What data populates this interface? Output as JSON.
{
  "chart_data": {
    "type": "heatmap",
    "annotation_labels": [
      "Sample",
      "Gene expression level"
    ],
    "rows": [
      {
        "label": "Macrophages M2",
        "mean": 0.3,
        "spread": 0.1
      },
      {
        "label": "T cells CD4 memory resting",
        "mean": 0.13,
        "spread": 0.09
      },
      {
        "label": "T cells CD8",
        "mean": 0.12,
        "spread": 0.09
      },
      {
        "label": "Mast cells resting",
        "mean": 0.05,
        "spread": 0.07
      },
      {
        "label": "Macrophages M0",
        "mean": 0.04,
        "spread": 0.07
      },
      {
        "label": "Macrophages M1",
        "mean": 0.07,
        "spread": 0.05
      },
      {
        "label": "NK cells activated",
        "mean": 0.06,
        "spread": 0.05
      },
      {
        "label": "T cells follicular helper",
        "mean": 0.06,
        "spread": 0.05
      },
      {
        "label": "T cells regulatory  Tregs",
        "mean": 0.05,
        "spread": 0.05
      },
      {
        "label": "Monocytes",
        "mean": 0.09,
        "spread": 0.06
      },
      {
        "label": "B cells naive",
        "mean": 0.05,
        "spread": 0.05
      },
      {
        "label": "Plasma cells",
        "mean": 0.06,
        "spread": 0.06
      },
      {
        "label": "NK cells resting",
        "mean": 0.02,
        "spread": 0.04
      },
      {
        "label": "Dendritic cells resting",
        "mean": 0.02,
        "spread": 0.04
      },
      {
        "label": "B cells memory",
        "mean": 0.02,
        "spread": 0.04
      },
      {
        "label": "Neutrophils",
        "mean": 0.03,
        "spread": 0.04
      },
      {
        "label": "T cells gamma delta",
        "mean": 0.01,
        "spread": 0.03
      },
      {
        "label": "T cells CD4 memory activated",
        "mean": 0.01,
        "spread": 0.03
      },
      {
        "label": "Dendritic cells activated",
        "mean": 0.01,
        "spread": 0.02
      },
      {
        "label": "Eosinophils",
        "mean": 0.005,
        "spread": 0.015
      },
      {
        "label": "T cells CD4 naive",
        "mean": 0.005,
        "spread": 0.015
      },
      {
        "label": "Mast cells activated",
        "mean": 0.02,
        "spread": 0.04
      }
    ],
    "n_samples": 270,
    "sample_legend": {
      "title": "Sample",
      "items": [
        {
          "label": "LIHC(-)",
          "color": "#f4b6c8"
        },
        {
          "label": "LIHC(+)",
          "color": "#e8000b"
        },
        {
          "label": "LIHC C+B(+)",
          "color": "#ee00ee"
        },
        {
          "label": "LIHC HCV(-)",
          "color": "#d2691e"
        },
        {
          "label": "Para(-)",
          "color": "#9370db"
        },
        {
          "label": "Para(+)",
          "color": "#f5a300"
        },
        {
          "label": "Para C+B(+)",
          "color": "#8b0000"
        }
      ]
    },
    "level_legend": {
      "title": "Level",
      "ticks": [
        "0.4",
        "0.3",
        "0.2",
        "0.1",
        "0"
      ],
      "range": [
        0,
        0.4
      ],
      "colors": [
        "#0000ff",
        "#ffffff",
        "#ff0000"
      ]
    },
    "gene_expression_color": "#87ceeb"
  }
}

Your objective
Which lines of the listing above hold the word "resting"? Copy each of them.

Response box
        "label": "T cells CD4 memory resting",
        "label": "Mast cells resting",
        "label": "NK cells resting",
        "label": "Dendritic cells resting",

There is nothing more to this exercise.